EXERCISE OBJECTIVE
Please print all of the material below, word for word.

[begin LISTING]

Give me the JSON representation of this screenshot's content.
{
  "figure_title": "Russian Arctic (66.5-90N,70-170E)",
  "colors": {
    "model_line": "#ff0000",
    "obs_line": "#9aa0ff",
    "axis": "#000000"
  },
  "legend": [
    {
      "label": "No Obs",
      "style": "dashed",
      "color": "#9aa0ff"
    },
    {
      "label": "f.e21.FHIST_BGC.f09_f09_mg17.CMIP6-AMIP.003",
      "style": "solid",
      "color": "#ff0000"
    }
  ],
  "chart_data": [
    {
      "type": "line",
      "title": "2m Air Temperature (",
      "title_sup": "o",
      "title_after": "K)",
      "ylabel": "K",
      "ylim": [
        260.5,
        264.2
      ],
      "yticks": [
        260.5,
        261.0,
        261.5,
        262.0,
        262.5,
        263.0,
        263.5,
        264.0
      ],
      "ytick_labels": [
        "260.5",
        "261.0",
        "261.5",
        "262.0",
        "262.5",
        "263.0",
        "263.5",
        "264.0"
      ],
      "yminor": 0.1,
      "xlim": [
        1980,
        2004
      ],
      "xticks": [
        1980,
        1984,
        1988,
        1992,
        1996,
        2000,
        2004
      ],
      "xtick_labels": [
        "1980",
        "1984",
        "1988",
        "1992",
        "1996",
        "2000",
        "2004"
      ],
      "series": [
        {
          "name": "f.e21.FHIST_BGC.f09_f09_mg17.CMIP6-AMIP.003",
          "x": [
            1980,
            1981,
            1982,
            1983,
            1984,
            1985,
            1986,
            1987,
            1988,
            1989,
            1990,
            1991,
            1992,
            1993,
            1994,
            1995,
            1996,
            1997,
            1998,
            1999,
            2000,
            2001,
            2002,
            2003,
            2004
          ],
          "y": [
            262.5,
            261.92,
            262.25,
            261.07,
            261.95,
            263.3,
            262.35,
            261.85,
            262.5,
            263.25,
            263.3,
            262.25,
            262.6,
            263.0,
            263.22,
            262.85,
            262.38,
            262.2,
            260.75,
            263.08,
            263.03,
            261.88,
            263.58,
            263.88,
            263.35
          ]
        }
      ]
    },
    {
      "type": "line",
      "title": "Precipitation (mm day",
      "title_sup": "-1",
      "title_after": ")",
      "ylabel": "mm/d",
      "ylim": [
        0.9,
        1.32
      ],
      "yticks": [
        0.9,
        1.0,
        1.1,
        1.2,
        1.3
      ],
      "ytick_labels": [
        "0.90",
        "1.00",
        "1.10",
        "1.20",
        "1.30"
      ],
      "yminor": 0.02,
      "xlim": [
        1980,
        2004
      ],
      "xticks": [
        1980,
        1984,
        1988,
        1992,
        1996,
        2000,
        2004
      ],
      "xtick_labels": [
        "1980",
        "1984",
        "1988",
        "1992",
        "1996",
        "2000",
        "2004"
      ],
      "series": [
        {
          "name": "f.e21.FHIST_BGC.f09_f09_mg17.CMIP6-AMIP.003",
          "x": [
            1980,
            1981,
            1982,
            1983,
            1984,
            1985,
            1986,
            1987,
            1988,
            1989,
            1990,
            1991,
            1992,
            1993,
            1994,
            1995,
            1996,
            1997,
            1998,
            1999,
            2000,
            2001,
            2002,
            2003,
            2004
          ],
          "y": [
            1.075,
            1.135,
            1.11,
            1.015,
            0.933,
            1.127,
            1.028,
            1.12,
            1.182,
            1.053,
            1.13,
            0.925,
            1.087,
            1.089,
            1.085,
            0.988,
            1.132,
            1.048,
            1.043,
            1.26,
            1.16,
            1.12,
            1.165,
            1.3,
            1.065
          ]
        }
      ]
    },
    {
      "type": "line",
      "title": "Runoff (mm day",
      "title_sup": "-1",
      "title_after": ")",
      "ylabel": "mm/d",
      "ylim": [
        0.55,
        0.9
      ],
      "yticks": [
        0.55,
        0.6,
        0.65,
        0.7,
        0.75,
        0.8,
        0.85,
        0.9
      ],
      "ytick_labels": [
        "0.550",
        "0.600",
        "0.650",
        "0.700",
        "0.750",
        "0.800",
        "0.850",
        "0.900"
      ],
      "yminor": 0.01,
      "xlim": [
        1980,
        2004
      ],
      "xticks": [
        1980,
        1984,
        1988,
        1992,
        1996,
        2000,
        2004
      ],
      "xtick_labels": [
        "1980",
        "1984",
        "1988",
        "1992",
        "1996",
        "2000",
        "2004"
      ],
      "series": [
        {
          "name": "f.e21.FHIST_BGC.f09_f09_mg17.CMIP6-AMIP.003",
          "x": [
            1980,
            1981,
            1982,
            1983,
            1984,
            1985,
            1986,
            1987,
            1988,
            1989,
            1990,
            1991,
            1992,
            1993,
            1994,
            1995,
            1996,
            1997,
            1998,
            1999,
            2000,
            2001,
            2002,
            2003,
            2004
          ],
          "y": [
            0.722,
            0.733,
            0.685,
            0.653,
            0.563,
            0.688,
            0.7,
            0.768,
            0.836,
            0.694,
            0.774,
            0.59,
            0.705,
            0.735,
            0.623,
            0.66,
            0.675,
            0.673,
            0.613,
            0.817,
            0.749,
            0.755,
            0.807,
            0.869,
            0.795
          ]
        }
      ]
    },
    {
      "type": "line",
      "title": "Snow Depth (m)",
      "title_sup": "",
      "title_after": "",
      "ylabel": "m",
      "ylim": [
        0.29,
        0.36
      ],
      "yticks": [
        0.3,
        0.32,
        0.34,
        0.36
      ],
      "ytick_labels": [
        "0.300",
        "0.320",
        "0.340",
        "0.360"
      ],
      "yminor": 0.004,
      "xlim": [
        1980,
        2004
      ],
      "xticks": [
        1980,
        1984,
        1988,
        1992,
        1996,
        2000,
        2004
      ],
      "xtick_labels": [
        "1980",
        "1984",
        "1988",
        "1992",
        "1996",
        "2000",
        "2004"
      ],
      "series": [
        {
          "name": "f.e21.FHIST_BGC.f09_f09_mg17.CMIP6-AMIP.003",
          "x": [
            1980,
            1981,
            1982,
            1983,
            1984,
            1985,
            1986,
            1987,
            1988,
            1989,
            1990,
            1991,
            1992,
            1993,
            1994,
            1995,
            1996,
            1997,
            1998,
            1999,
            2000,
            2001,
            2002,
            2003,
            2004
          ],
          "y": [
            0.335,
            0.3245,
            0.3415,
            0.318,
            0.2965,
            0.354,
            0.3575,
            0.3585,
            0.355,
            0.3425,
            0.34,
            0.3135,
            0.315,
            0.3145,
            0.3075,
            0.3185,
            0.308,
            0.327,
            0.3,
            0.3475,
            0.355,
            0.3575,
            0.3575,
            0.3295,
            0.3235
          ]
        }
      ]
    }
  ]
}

[end LISTING]

ANSWER TO THIS TASK
Give me the JSON representation of this screenshot's content.
{
  "figure_title": "Russian Arctic (66.5-90N,70-170E)",
  "colors": {
    "model_line": "#ff0000",
    "obs_line": "#9aa0ff",
    "axis": "#000000"
  },
  "legend": [
    {
      "label": "No Obs",
      "style": "dashed",
      "color": "#9aa0ff"
    },
    {
      "label": "f.e21.FHIST_BGC.f09_f09_mg17.CMIP6-AMIP.003",
      "style": "solid",
      "color": "#ff0000"
    }
  ],
  "chart_data": [
    {
      "type": "line",
      "title": "2m Air Temperature (",
      "title_sup": "o",
      "title_after": "K)",
      "ylabel": "K",
      "ylim": [
        260.5,
        264.2
      ],
      "yticks": [
        260.5,
        261.0,
        261.5,
        262.0,
        262.5,
        263.0,
        263.5,
        264.0
      ],
      "ytick_labels": [
        "260.5",
        "261.0",
        "261.5",
        "262.0",
        "262.5",
        "263.0",
        "263.5",
        "264.0"
      ],
      "yminor": 0.1,
      "xlim": [
        1980,
        2004
      ],
      "xticks": [
        1980,
        1984,
        1988,
        1992,
        1996,
        2000,
        2004
      ],
      "xtick_labels": [
        "1980",
        "1984",
        "1988",
        "1992",
        "1996",
        "2000",
        "2004"
      ],
      "series": [
        {
          "name": "f.e21.FHIST_BGC.f09_f09_mg17.CMIP6-AMIP.003",
          "x": [
            1980,
            1981,
            1982,
            1983,
            1984,
            1985,
            1986,
            1987,
            1988,
            1989,
            1990,
            1991,
            1992,
            1993,
            1994,
            1995,
            1996,
            1997,
            1998,
            1999,
            2000,
            2001,
            2002,
            2003,
            2004
          ],
          "y": [
            262.5,
            261.92,
            262.25,
            261.07,
            261.95,
            263.3,
            262.35,
            261.85,
            262.5,
            263.25,
            263.3,
            262.25,
            262.6,
            263.0,
            263.22,
            262.85,
            262.38,
            262.2,
            260.75,
            263.08,
            263.03,
            261.88,
            263.58,
            263.88,
            263.35
          ]
        }
      ]
    },
    {
      "type": "line",
      "title": "Precipitation (mm day",
      "title_sup": "-1",
      "title_after": ")",
      "ylabel": "mm/d",
      "ylim": [
        0.9,
        1.32
      ],
      "yticks": [
        0.9,
        1.0,
        1.1,
        1.2,
        1.3
      ],
      "ytick_labels": [
        "0.90",
        "1.00",
        "1.10",
        "1.20",
        "1.30"
      ],
      "yminor": 0.02,
      "xlim": [
        1980,
        2004
      ],
      "xticks": [
        1980,
        1984,
        1988,
        1992,
        1996,
        2000,
        2004
      ],
      "xtick_labels": [
        "1980",
        "1984",
        "1988",
        "1992",
        "1996",
        "2000",
        "2004"
      ],
      "series": [
        {
          "name": "f.e21.FHIST_BGC.f09_f09_mg17.CMIP6-AMIP.003",
          "x": [
            1980,
            1981,
            1982,
            1983,
            1984,
            1985,
            1986,
            1987,
            1988,
            1989,
            1990,
            1991,
            1992,
            1993,
            1994,
            1995,
            1996,
            1997,
            1998,
            1999,
            2000,
            2001,
            2002,
            2003,
            2004
          ],
          "y": [
            1.075,
            1.135,
            1.11,
            1.015,
            0.933,
            1.127,
            1.028,
            1.12,
            1.182,
            1.053,
            1.13,
            0.925,
            1.087,
            1.089,
            1.085,
            0.988,
            1.132,
            1.048,
            1.043,
            1.26,
            1.16,
            1.12,
            1.165,
            1.3,
            1.065
          ]
        }
      ]
    },
    {
      "type": "line",
      "title": "Runoff (mm day",
      "title_sup": "-1",
      "title_after": ")",
      "ylabel": "mm/d",
      "ylim": [
        0.55,
        0.9
      ],
      "yticks": [
        0.55,
        0.6,
        0.65,
        0.7,
        0.75,
        0.8,
        0.85,
        0.9
      ],
      "ytick_labels": [
        "0.550",
        "0.600",
        "0.650",
        "0.700",
        "0.750",
        "0.800",
        "0.850",
        "0.900"
      ],
      "yminor": 0.01,
      "xlim": [
        1980,
        2004
      ],
      "xticks": [
        1980,
        1984,
        1988,
        1992,
        1996,
        2000,
        2004
      ],
      "xtick_labels": [
        "1980",
        "1984",
        "1988",
        "1992",
        "1996",
        "2000",
        "2004"
      ],
      "series": [
        {
          "name": "f.e21.FHIST_BGC.f09_f09_mg17.CMIP6-AMIP.003",
          "x": [
            1980,
            1981,
            1982,
            1983,
            1984,
            1985,
            1986,
            1987,
            1988,
            1989,
            1990,
            1991,
            1992,
            1993,
            1994,
            1995,
            1996,
            1997,
            1998,
            1999,
            2000,
            2001,
            2002,
            2003,
            2004
          ],
          "y": [
            0.722,
            0.733,
            0.685,
            0.653,
            0.563,
            0.688,
            0.7,
            0.768,
            0.836,
            0.694,
            0.774,
            0.59,
            0.705,
            0.735,
            0.623,
            0.66,
            0.675,
            0.673,
            0.613,
            0.817,
            0.749,
            0.755,
            0.807,
            0.869,
            0.795
          ]
        }
      ]
    },
    {
      "type": "line",
      "title": "Snow Depth (m)",
      "title_sup": "",
      "title_after": "",
      "ylabel": "m",
      "ylim": [
        0.29,
        0.36
      ],
      "yticks": [
        0.3,
        0.32,
        0.34,
        0.36
      ],
      "ytick_labels": [
        "0.300",
        "0.320",
        "0.340",
        "0.360"
      ],
      "yminor": 0.004,
      "xlim": [
        1980,
        2004
      ],
      "xticks": [
        1980,
        1984,
        1988,
        1992,
        1996,
        2000,
        2004
      ],
      "xtick_labels": [
        "1980",
        "1984",
        "1988",
        "1992",
        "1996",
        "2000",
        "2004"
      ],
      "series": [
        {
          "name": "f.e21.FHIST_BGC.f09_f09_mg17.CMIP6-AMIP.003",
          "x": [
            1980,
            1981,
            1982,
            1983,
            1984,
            1985,
            1986,
            1987,
            1988,
            1989,
            1990,
            1991,
            1992,
            1993,
            1994,
            1995,
            1996,
            1997,
            1998,
            1999,
            2000,
            2001,
            2002,
            2003,
            2004
          ],
          "y": [
            0.335,
            0.3245,
            0.3415,
            0.318,
            0.2965,
            0.354,
            0.3575,
            0.3585,
            0.355,
            0.3425,
            0.34,
            0.3135,
            0.315,
            0.3145,
            0.3075,
            0.3185,
            0.308,
            0.327,
            0.3,
            0.3475,
            0.355,
            0.3575,
            0.3575,
            0.3295,
            0.3235
          ]
        }
      ]
    }
  ]
}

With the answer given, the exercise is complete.